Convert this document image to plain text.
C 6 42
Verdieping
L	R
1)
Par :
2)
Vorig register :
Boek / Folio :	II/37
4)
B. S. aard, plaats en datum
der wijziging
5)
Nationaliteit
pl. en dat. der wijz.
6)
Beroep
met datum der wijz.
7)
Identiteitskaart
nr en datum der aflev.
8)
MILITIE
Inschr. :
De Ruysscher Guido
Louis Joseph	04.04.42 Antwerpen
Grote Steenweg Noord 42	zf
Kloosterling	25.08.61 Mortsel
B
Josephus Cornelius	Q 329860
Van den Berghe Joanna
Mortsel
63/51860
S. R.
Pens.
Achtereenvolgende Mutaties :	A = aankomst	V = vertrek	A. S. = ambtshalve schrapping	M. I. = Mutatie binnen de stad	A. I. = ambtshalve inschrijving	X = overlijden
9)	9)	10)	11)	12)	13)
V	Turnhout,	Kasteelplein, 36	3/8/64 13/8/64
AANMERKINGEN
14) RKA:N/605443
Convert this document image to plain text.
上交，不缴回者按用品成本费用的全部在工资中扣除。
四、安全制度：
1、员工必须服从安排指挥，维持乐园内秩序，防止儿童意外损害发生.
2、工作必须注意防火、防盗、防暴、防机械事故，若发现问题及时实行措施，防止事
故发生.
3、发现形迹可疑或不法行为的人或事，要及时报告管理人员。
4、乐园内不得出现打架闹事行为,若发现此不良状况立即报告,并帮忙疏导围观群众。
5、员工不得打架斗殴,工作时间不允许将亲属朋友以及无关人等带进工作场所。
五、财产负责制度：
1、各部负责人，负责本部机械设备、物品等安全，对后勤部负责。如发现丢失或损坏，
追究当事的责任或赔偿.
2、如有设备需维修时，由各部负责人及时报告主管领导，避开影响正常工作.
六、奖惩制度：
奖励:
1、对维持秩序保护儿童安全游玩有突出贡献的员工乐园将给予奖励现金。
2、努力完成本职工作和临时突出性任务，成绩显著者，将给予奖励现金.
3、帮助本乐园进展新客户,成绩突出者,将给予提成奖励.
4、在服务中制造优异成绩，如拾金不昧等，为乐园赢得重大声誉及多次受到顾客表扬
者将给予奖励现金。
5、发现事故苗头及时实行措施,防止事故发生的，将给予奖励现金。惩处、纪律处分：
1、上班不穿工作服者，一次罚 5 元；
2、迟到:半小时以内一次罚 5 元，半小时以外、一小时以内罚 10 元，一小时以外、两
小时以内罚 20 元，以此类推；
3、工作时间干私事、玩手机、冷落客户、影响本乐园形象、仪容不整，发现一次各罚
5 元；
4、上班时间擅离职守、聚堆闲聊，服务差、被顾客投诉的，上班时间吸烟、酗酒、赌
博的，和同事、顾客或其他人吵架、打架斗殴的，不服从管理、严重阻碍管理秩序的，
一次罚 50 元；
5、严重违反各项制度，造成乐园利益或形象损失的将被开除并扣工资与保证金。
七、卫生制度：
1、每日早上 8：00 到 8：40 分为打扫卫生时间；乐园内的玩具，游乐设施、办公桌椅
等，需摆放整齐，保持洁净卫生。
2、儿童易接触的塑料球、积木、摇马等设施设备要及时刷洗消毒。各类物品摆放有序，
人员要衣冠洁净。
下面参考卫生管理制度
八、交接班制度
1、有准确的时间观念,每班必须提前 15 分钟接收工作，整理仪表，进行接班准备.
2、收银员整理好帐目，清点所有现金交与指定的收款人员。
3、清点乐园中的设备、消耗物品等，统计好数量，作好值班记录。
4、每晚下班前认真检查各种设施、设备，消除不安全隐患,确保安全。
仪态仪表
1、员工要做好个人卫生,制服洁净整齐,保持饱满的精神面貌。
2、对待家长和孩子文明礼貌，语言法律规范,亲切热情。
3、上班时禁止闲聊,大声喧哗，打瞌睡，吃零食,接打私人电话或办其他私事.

_ _ _ _ _ _ _

• THE EXERCISE: Count up the lines in the listing that hold the word "Mortsel", and give that number only.

• EXERCISE RESPONSE: 2